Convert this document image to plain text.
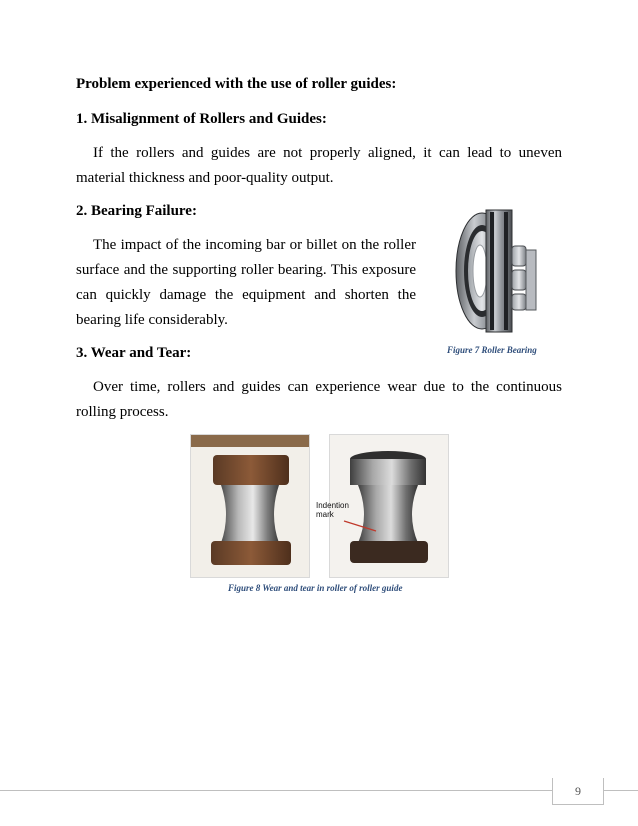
Problem experienced with the use of roller guides:
1. Misalignment of Rollers and Guides:
If the rollers and guides are not properly aligned, it can lead to uneven material thickness and poor-quality output.
2. Bearing Failure:
The impact of the incoming bar or billet on the roller surface and the supporting roller bearing. This exposure can quickly damage the equipment and shorten the bearing life considerably.
Figure 7 Roller Bearing
3. Wear and Tear:
Over time, rollers and guides can experience wear due to the continuous rolling process.
Indention mark
Figure 8 Wear and tear in roller of roller guide
9
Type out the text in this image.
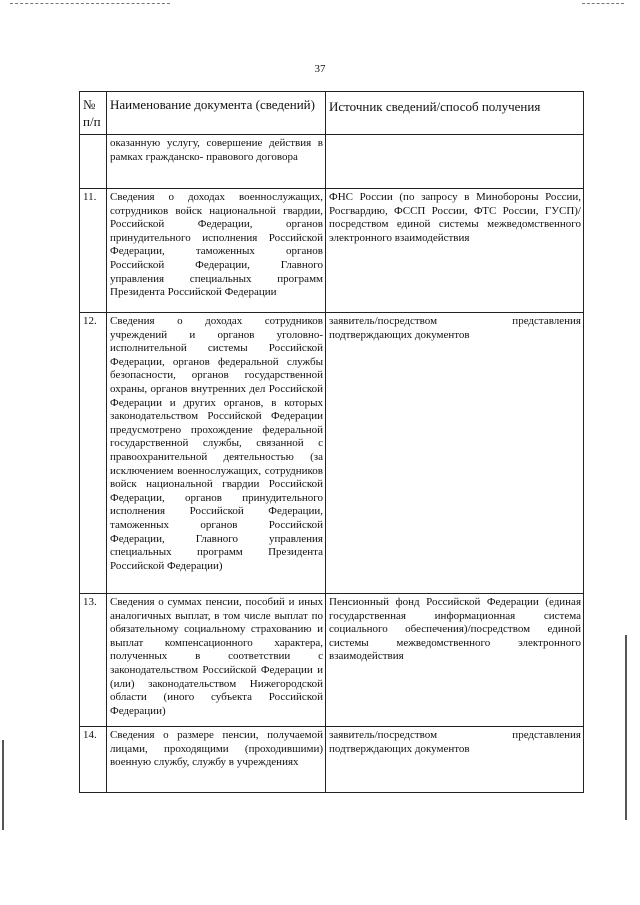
37
№ п/п	Наименование документа (сведений)	Источник сведений/способ получения
	оказанную услугу, совершение действия в рамках гражданско- правового договора	
11.	Сведения о доходах военнослужащих, сотрудников войск национальной гвардии, Российской Федерации, органов принудительного исполнения Российской Федерации, таможенных органов Российской Федерации, Главного управления специальных программ Президента Российской Федерации	ФНС России (по запросу в Минобороны России, Росгвардию, ФССП России, ФТС России, ГУСП)/посредством единой системы межведомственного электронного взаимодействия
12.	Сведения о доходах сотрудников учреждений и органов уголовно-исполнительной системы Российской Федерации, органов федеральной службы безопасности, органов государственной охраны, органов внутренних дел Российской Федерации и других органов, в которых законодательством Российской Федерации предусмотрено прохождение федеральной государственной службы, связанной с правоохранительной деятельностью (за исключением военнослужащих, сотрудников войск национальной гвардии Российской Федерации, органов принудительного исполнения Российской Федерации, таможенных органов Российской Федерации, Главного управления специальных программ Президента Российской Федерации)	заявитель/посредством представления подтверждающих документов
13.	Сведения о суммах пенсии, пособий и иных аналогичных выплат, в том числе выплат по обязательному социальному страхованию и выплат компенсационного характера, полученных в соответствии с законодательством Российской Федерации и (или) законодательством Нижегородской области (иного субъекта Российской Федерации)	Пенсионный фонд Российской Федерации (единая государственная информационная система социального обеспечения)/посредством единой системы межведомственного электронного взаимодействия
14.	Сведения о размере пенсии, получаемой лицами, проходящими (проходившими) военную службу, службу в учреждениях	заявитель/посредством представления подтверждающих документов
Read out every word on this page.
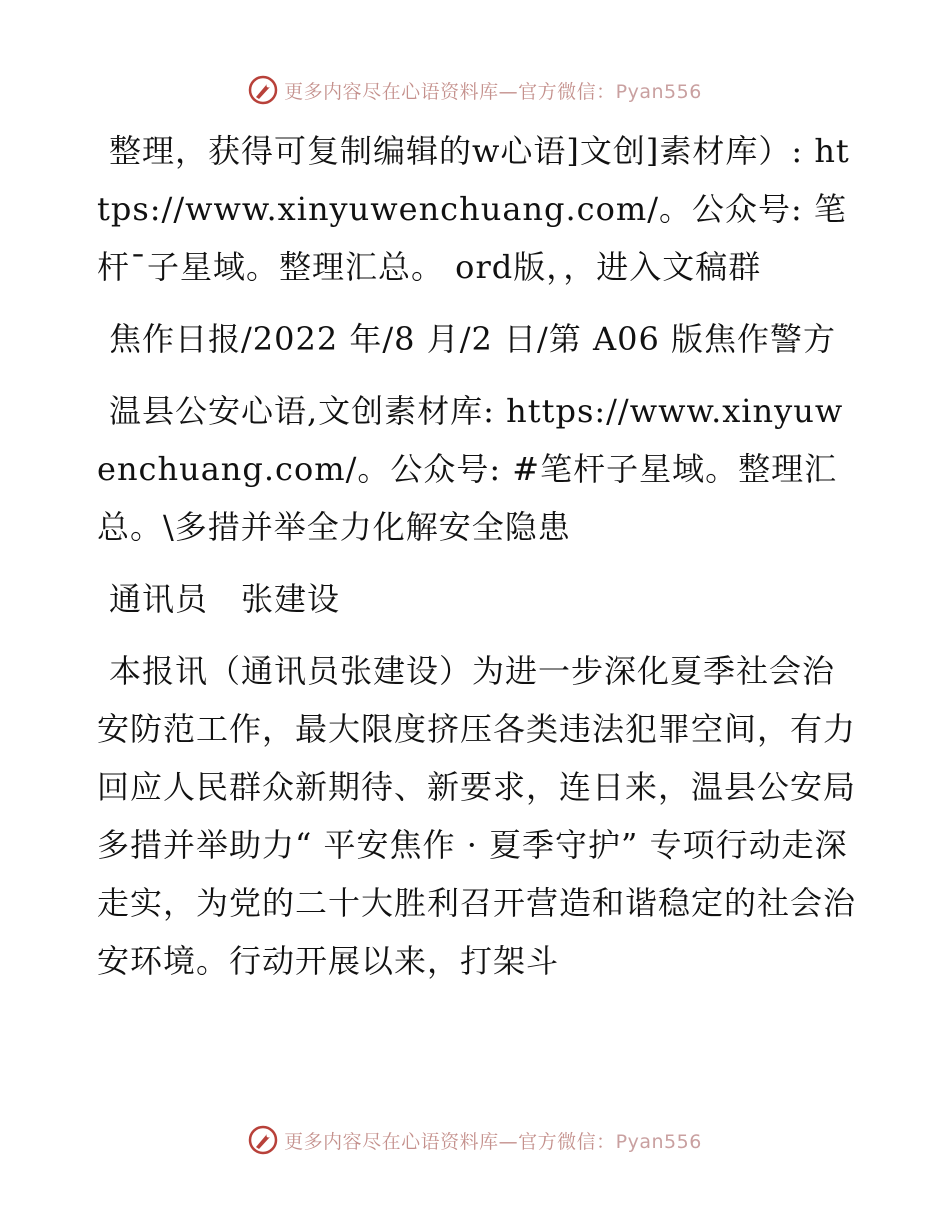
更多内容尽在心语资料库—官方微信：Pyan556

整理，获得可复制编辑的w心语]文创]素材库）: https://www.xinyuwenchuang.com/。公众号: 笔杆¯子星域。整理汇总。 ord版，，进入文稿群

焦作日报/2022 年/8 月/2 日/第 A06 版焦作警方

温县公安心语,文创素材库: https://www.xinyuwenchuang.com/。公众号: #笔杆子星域。整理汇总。\多措并举全力化解安全隐患

通讯员　张建设

本报讯（通讯员张建设）为进一步深化夏季社会治安防范工作，最大限度挤压各类违法犯罪空间，有力回应人民群众新期待、新要求，连日来，温县公安局多措并举助力“ 平安焦作 · 夏季守护” 专项行动走深走实，为党的二十大胜利召开营造和谐稳定的社会治安环境。行动开展以来，打架斗

更多内容尽在心语资料库—官方微信：Pyan556
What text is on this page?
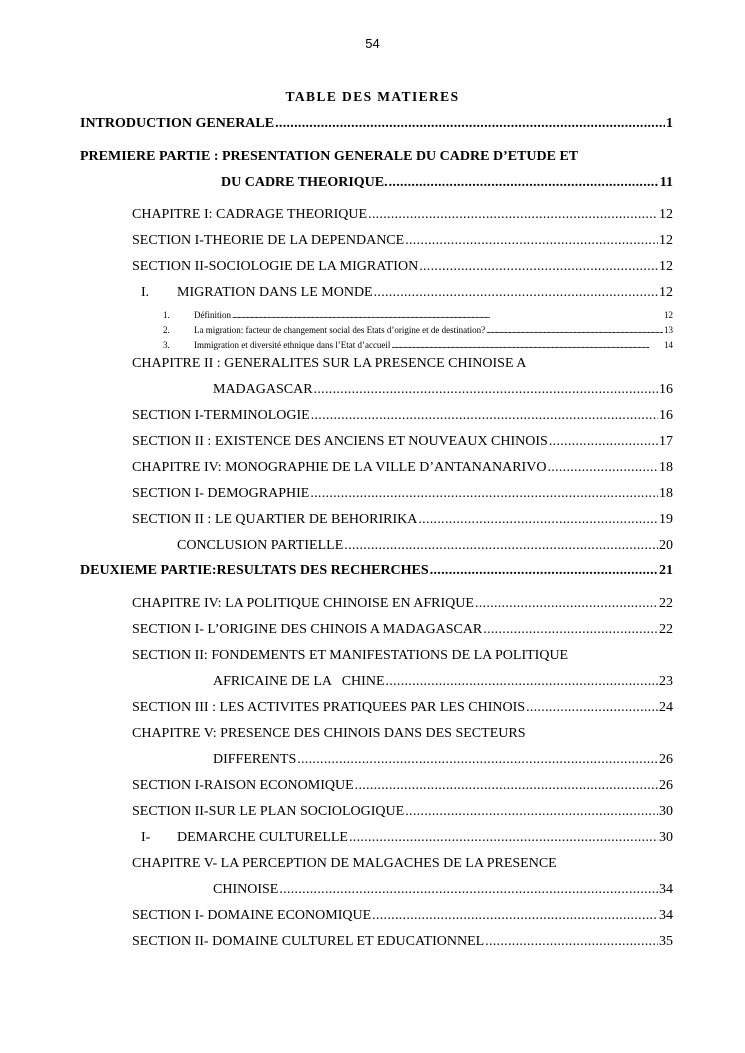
54
TABLE DES MATIERES
INTRODUCTION GENERALE . . .	1
PREMIERE PARTIE : PRESENTATION GENERALE DU CADRE D’ETUDE ET
DU CADRE THEORIQUE. . . .	11
CHAPITRE I: CADRAGE THEORIQUE . . .	12
SECTION I-THEORIE DE LA DEPENDANCE . . .	12
SECTION II-SOCIOLOGIE DE LA MIGRATION . . .	12
I. MIGRATION DANS LE MONDE . . .	12
1.	Définition . . .	12
2.	La migration: facteur de changement social des Etats d’origine et de destination? . . .	13
3.	Immigration et diversité ethnique dans l’Etat d’accueil . . .	14
CHAPITRE II : GENERALITES SUR LA PRESENCE CHINOISE A
MADAGASCAR . . .	16
SECTION I-TERMINOLOGIE . . .	16
SECTION II : EXISTENCE DES ANCIENS ET NOUVEAUX CHINOIS . . .	17
CHAPITRE IV: MONOGRAPHIE DE LA VILLE D’ANTANANARIVO . . .	18
SECTION I- DEMOGRAPHIE . . .	18
SECTION II : LE QUARTIER DE BEHORIRIKA . . .	19
CONCLUSION PARTIELLE . . .	20
DEUXIEME PARTIE:RESULTATS DES RECHERCHES . . .	21
CHAPITRE IV: LA POLITIQUE CHINOISE EN AFRIQUE . . .	22
SECTION I- L’ORIGINE DES CHINOIS A MADAGASCAR . . .	22
SECTION II: FONDEMENTS ET MANIFESTATIONS DE LA POLITIQUE
AFRICAINE DE LA   CHINE . . .	23
SECTION III : LES ACTIVITES PRATIQUEES PAR LES CHINOIS . . .	24
CHAPITRE V: PRESENCE DES CHINOIS DANS DES SECTEURS
DIFFERENTS . . .	26
SECTION I-RAISON ECONOMIQUE . . .	26
SECTION II-SUR LE PLAN SOCIOLOGIQUE . . .	30
I- DEMARCHE CULTURELLE . . .	30
CHAPITRE V- LA PERCEPTION DE MALGACHES DE LA PRESENCE
CHINOISE . . .	34
SECTION I- DOMAINE ECONOMIQUE . . .	34
SECTION II- DOMAINE CULTUREL ET EDUCATIONNEL . . .	35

****************************************

The records above must be transcribed exactly. Pictures are left out of the copy.

__TASK ANSWER__:
Convert this document image to plain text.
Problem experienced with the use of roller guides:
1. Misalignment of Rollers and Guides:
If the rollers and guides are not properly aligned, it can lead to uneven material thickness and poor-quality output.
2. Bearing Failure:
The impact of the incoming bar or billet on the roller surface and the supporting roller bearing. This exposure can quickly damage the equipment and shorten the bearing life considerably.
Figure 7 Roller Bearing
3. Wear and Tear:
Over time, rollers and guides can experience wear due to the continuous rolling process.
Indention mark
Figure 8 Wear and tear in roller of roller guide
9
Type out the text in this image.
37
№ п/п	Наименование документа (сведений)	Источник сведений/способ получения
	оказанную услугу, совершение действия в рамках гражданско- правового договора	
11.	Сведения о доходах военнослужащих, сотрудников войск национальной гвардии, Российской Федерации, органов принудительного исполнения Российской Федерации, таможенных органов Российской Федерации, Главного управления специальных программ Президента Российской Федерации	ФНС России (по запросу в Минобороны России, Росгвардию, ФССП России, ФТС России, ГУСП)/посредством единой системы межведомственного электронного взаимодействия
12.	Сведения о доходах сотрудников учреждений и органов уголовно-исполнительной системы Российской Федерации, органов федеральной службы безопасности, органов государственной охраны, органов внутренних дел Российской Федерации и других органов, в которых законодательством Российской Федерации предусмотрено прохождение федеральной государственной службы, связанной с правоохранительной деятельностью (за исключением военнослужащих, сотрудников войск национальной гвардии Российской Федерации, органов принудительного исполнения Российской Федерации, таможенных органов Российской Федерации, Главного управления специальных программ Президента Российской Федерации)	заявитель/посредством представления подтверждающих документов
13.	Сведения о суммах пенсии, пособий и иных аналогичных выплат, в том числе выплат по обязательному социальному страхованию и выплат компенсационного характера, полученных в соответствии с законодательством Российской Федерации и (или) законодательством Нижегородской области (иного субъекта Российской Федерации)	Пенсионный фонд Российской Федерации (единая государственная информационная система социального обеспечения)/посредством единой системы межведомственного электронного взаимодействия
14.	Сведения о размере пенсии, получаемой лицами, проходящими (проходившими) военную службу, службу в учреждениях	заявитель/посредством представления подтверждающих документов
Read out every word on this page.
更多内容尽在心语资料库—官方微信：Pyan556

整理，获得可复制编辑的w心语]文创]素材库）: https://www.xinyuwenchuang.com/。公众号: 笔杆¯子星域。整理汇总。 ord版，，进入文稿群

焦作日报/2022 年/8 月/2 日/第 A06 版焦作警方

温县公安心语,文创素材库: https://www.xinyuwenchuang.com/。公众号: #笔杆子星域。整理汇总。\多措并举全力化解安全隐患

通讯员　张建设

本报讯（通讯员张建设）为进一步深化夏季社会治安防范工作，最大限度挤压各类违法犯罪空间，有力回应人民群众新期待、新要求，连日来，温县公安局多措并举助力“ 平安焦作 · 夏季守护” 专项行动走深走实，为党的二十大胜利召开营造和谐稳定的社会治安环境。行动开展以来，打架斗

更多内容尽在心语资料库—官方微信：Pyan556
What text is on this page?
54
TABLE DES MATIERES
INTRODUCTION GENERALE . . .	1
PREMIERE PARTIE : PRESENTATION GENERALE DU CADRE D’ETUDE ET
DU CADRE THEORIQUE. . . .	11
CHAPITRE I: CADRAGE THEORIQUE . . .	12
SECTION I-THEORIE DE LA DEPENDANCE . . .	12
SECTION II-SOCIOLOGIE DE LA MIGRATION . . .	12
I. MIGRATION DANS LE MONDE . . .	12
1.	Définition . . .	12
2.	La migration: facteur de changement social des Etats d’origine et de destination? . . .	13
3.	Immigration et diversité ethnique dans l’Etat d’accueil . . .	14
CHAPITRE II : GENERALITES SUR LA PRESENCE CHINOISE A
MADAGASCAR . . .	16
SECTION I-TERMINOLOGIE . . .	16
SECTION II : EXISTENCE DES ANCIENS ET NOUVEAUX CHINOIS . . .	17
CHAPITRE IV: MONOGRAPHIE DE LA VILLE D’ANTANANARIVO . . .	18
SECTION I- DEMOGRAPHIE . . .	18
SECTION II : LE QUARTIER DE BEHORIRIKA . . .	19
CONCLUSION PARTIELLE . . .	20
DEUXIEME PARTIE:RESULTATS DES RECHERCHES . . .	21
CHAPITRE IV: LA POLITIQUE CHINOISE EN AFRIQUE . . .	22
SECTION I- L’ORIGINE DES CHINOIS A MADAGASCAR . . .	22
SECTION II: FONDEMENTS ET MANIFESTATIONS DE LA POLITIQUE
AFRICAINE DE LA   CHINE . . .	23
SECTION III : LES ACTIVITES PRATIQUEES PAR LES CHINOIS . . .	24
CHAPITRE V: PRESENCE DES CHINOIS DANS DES SECTEURS
DIFFERENTS . . .	26
SECTION I-RAISON ECONOMIQUE . . .	26
SECTION II-SUR LE PLAN SOCIOLOGIQUE . . .	30
I- DEMARCHE CULTURELLE . . .	30
CHAPITRE V- LA PERCEPTION DE MALGACHES DE LA PRESENCE
CHINOISE . . .	34
SECTION I- DOMAINE ECONOMIQUE . . .	34
SECTION II- DOMAINE CULTUREL ET EDUCATIONNEL . . .	35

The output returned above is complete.